*Short problem*.
Convert every row below into a JSON list of strings, with each line as its own string and blank lines omitted.

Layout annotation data
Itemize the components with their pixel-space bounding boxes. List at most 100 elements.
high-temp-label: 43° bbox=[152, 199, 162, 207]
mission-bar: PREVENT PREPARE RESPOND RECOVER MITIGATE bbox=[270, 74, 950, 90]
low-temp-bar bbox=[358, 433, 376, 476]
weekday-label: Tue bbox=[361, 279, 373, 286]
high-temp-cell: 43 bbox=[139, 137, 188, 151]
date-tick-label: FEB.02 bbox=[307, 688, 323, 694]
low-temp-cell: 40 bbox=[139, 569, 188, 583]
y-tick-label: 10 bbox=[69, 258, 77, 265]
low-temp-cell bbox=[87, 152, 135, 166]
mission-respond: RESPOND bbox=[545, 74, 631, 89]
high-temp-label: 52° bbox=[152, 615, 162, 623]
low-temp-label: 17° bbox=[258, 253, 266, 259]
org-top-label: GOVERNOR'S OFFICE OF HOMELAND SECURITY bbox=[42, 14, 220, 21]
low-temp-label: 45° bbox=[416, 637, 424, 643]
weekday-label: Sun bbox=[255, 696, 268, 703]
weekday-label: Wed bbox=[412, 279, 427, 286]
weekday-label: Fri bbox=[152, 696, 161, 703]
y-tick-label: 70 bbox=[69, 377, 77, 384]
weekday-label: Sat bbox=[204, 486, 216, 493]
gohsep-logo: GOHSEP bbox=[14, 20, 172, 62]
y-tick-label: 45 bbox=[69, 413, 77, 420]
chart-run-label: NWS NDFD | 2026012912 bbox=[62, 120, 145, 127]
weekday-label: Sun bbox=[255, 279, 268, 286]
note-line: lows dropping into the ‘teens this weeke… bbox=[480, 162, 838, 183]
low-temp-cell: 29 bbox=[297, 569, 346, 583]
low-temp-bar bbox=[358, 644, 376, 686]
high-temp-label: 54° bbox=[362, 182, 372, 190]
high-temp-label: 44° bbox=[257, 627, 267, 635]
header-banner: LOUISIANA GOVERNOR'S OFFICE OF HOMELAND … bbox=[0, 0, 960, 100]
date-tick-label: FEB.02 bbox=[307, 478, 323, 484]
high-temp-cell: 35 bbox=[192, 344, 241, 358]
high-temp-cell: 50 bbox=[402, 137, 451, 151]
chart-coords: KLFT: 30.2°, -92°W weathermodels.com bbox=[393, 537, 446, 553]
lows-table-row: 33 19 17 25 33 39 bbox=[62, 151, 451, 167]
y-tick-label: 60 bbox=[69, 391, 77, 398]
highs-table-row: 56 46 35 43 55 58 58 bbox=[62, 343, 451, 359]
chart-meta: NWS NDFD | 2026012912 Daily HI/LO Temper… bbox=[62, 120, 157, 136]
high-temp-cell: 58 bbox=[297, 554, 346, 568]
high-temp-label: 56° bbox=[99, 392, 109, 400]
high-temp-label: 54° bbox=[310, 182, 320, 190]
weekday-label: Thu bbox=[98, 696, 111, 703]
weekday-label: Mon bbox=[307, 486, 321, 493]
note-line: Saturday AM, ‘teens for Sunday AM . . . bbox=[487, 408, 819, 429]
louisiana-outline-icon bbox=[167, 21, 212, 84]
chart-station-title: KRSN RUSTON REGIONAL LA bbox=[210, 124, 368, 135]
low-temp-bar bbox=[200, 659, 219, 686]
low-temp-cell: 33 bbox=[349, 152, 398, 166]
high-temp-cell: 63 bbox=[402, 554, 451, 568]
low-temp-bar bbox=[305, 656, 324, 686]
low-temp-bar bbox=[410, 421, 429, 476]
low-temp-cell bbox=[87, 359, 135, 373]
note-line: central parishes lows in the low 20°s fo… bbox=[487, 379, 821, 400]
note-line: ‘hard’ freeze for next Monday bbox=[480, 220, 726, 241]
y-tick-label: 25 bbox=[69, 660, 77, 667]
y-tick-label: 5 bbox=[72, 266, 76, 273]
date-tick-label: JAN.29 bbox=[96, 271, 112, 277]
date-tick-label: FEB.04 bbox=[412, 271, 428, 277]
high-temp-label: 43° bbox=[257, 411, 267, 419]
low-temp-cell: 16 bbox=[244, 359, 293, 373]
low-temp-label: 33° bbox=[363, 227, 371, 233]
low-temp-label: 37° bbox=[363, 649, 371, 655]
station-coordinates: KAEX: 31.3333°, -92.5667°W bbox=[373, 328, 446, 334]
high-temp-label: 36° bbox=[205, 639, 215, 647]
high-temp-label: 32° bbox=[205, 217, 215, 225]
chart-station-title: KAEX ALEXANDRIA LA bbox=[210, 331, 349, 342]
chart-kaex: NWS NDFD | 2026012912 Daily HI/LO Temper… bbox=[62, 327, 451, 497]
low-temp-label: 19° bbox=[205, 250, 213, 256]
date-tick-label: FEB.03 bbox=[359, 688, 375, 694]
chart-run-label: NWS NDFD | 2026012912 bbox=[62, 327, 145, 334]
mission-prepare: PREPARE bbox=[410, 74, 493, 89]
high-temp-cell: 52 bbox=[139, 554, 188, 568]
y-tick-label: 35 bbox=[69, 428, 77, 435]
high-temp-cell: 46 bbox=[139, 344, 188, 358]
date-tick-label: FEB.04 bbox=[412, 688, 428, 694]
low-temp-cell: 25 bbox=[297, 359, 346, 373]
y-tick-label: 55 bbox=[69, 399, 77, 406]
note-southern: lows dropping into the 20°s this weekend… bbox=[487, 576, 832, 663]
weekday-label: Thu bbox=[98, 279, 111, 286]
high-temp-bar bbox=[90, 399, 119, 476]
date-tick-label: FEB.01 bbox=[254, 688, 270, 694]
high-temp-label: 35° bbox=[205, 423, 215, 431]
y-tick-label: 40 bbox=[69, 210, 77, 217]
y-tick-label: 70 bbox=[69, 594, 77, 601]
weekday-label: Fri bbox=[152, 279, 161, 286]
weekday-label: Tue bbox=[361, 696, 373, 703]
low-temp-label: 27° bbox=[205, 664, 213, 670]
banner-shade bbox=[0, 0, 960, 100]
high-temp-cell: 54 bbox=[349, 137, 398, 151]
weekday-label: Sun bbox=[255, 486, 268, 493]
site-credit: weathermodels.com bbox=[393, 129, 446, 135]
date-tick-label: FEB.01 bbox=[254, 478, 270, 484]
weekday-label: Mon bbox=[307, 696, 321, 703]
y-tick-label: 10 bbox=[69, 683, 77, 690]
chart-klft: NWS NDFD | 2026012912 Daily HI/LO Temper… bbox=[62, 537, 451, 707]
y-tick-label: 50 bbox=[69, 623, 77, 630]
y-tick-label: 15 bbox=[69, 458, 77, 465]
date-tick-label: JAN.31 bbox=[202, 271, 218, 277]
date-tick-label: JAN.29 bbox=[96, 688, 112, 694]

*Written solution*.
[
  "Itemize the components with their pixel-space bounding boxes. List at most 100 elements.",
  "high-temp-label: 43° bbox=[152, 199, 162, 207]",
  "mission-bar: PREVENT PREPARE RESPOND RECOVER MITIGATE bbox=[270, 74, 950, 90]",
  "low-temp-bar bbox=[358, 433, 376, 476]",
  "weekday-label: Tue bbox=[361, 279, 373, 286]",
  "high-temp-cell: 43 bbox=[139, 137, 188, 151]",
  "date-tick-label: FEB.02 bbox=[307, 688, 323, 694]",
  "low-temp-cell: 40 bbox=[139, 569, 188, 583]",
  "y-tick-label: 10 bbox=[69, 258, 77, 265]",
  "low-temp-cell bbox=[87, 152, 135, 166]",
  "mission-respond: RESPOND bbox=[545, 74, 631, 89]",
  "high-temp-label: 52° bbox=[152, 615, 162, 623]",
  "low-temp-label: 17° bbox=[258, 253, 266, 259]",
  "org-top-label: GOVERNOR'S OFFICE OF HOMELAND SECURITY bbox=[42, 14, 220, 21]",
  "low-temp-label: 45° bbox=[416, 637, 424, 643]",
  "weekday-label: Sun bbox=[255, 696, 268, 703]",
  "weekday-label: Wed bbox=[412, 279, 427, 286]",
  "weekday-label: Fri bbox=[152, 696, 161, 703]",
  "y-tick-label: 70 bbox=[69, 377, 77, 384]",
  "weekday-label: Sat bbox=[204, 486, 216, 493]",
  "gohsep-logo: GOHSEP bbox=[14, 20, 172, 62]",
  "y-tick-label: 45 bbox=[69, 413, 77, 420]",
  "chart-run-label: NWS NDFD | 2026012912 bbox=[62, 120, 145, 127]",
  "weekday-label: Sun bbox=[255, 279, 268, 286]",
  "note-line: lows dropping into the ‘teens this weeke… bbox=[480, 162, 838, 183]",
  "low-temp-cell: 29 bbox=[297, 569, 346, 583]",
  "low-temp-bar bbox=[358, 644, 376, 686]",
  "high-temp-label: 54° bbox=[362, 182, 372, 190]",
  "high-temp-label: 44° bbox=[257, 627, 267, 635]",
  "header-banner: LOUISIANA GOVERNOR'S OFFICE OF HOMELAND … bbox=[0, 0, 960, 100]",
  "date-tick-label: FEB.02 bbox=[307, 478, 323, 484]",
  "high-temp-cell: 35 bbox=[192, 344, 241, 358]",
  "high-temp-cell: 50 bbox=[402, 137, 451, 151]",
  "chart-coords: KLFT: 30.2°, -92°W weathermodels.com bbox=[393, 537, 446, 553]",
  "lows-table-row: 33 19 17 25 33 39 bbox=[62, 151, 451, 167]",
  "y-tick-label: 60 bbox=[69, 391, 77, 398]",
  "highs-table-row: 56 46 35 43 55 58 58 bbox=[62, 343, 451, 359]",
  "chart-meta: NWS NDFD | 2026012912 Daily HI/LO Temper… bbox=[62, 120, 157, 136]",
  "high-temp-cell: 58 bbox=[297, 554, 346, 568]",
  "high-temp-label: 56° bbox=[99, 392, 109, 400]",
  "high-temp-label: 54° bbox=[310, 182, 320, 190]",
  "weekday-label: Thu bbox=[98, 696, 111, 703]",
  "weekday-label: Mon bbox=[307, 486, 321, 493]",
  "note-line: Saturday AM, ‘teens for Sunday AM . . . bbox=[487, 408, 819, 429]",
  "louisiana-outline-icon bbox=[167, 21, 212, 84]",
  "chart-station-title: KRSN RUSTON REGIONAL LA bbox=[210, 124, 368, 135]",
  "low-temp-bar bbox=[200, 659, 219, 686]",
  "low-temp-cell: 33 bbox=[349, 152, 398, 166]",
  "high-temp-cell: 63 bbox=[402, 554, 451, 568]",
  "low-temp-bar bbox=[305, 656, 324, 686]",
  "low-temp-bar bbox=[410, 421, 429, 476]",
  "low-temp-cell bbox=[87, 359, 135, 373]",
  "note-line: central parishes lows in the low 20°s fo… bbox=[487, 379, 821, 400]",
  "note-line: ‘hard’ freeze for next Monday bbox=[480, 220, 726, 241]",
  "y-tick-label: 25 bbox=[69, 660, 77, 667]",
  "y-tick-label: 5 bbox=[72, 266, 76, 273]",
  "date-tick-label: JAN.29 bbox=[96, 271, 112, 277]",
  "date-tick-label: FEB.04 bbox=[412, 271, 428, 277]",
  "high-temp-label: 43° bbox=[257, 411, 267, 419]",
  "low-temp-cell: 16 bbox=[244, 359, 293, 373]",
  "low-temp-label: 33° bbox=[363, 227, 371, 233]",
  "low-temp-label: 37° bbox=[363, 649, 371, 655]",
  "station-coordinates: KAEX: 31.3333°, -92.5667°W bbox=[373, 328, 446, 334]",
  "high-temp-label: 36° bbox=[205, 639, 215, 647]",
  "high-temp-label: 32° bbox=[205, 217, 215, 225]",
  "chart-station-title: KAEX ALEXANDRIA LA bbox=[210, 331, 349, 342]",
  "chart-kaex: NWS NDFD | 2026012912 Daily HI/LO Temper… bbox=[62, 327, 451, 497]",
  "low-temp-label: 19° bbox=[205, 250, 213, 256]",
  "date-tick-label: FEB.03 bbox=[359, 688, 375, 694]",
  "chart-run-label: NWS NDFD | 2026012912 bbox=[62, 327, 145, 334]",
  "mission-prepare: PREPARE bbox=[410, 74, 493, 89]",
  "high-temp-cell: 52 bbox=[139, 554, 188, 568]",
  "y-tick-label: 35 bbox=[69, 428, 77, 435]",
  "high-temp-cell: 46 bbox=[139, 344, 188, 358]",
  "date-tick-label: FEB.04 bbox=[412, 688, 428, 694]",
  "low-temp-cell: 25 bbox=[297, 359, 346, 373]",
  "y-tick-label: 55 bbox=[69, 399, 77, 406]",
  "note-southern: lows dropping into the 20°s this weekend… bbox=[487, 576, 832, 663]",
  "weekday-label: Thu bbox=[98, 279, 111, 286]",
  "high-temp-bar bbox=[90, 399, 119, 476]",
  "date-tick-label: FEB.01 bbox=[254, 688, 270, 694]",
  "high-temp-label: 35° bbox=[205, 423, 215, 431]",
  "y-tick-label: 40 bbox=[69, 210, 77, 217]",
  "y-tick-label: 70 bbox=[69, 594, 77, 601]",
  "weekday-label: Fri bbox=[152, 279, 161, 286]",
  "weekday-label: Tue bbox=[361, 696, 373, 703]",
  "low-temp-label: 27° bbox=[205, 664, 213, 670]",
  "banner-shade bbox=[0, 0, 960, 100]",
  "high-temp-cell: 54 bbox=[349, 137, 398, 151]",
  "weekday-label: Sun bbox=[255, 486, 268, 493]",
  "site-credit: weathermodels.com bbox=[393, 129, 446, 135]",
  "date-tick-label: FEB.01 bbox=[254, 478, 270, 484]",
  "weekday-label: Mon bbox=[307, 696, 321, 703]",
  "y-tick-label: 10 bbox=[69, 683, 77, 690]",
  "chart-klft: NWS NDFD | 2026012912 Daily HI/LO Temper… bbox=[62, 537, 451, 707]",
  "y-tick-label: 50 bbox=[69, 623, 77, 630]",
  "y-tick-label: 15 bbox=[69, 458, 77, 465]",
  "date-tick-label: JAN.31 bbox=[202, 271, 218, 277]",
  "date-tick-label: JAN.29 bbox=[96, 688, 112, 694]"
]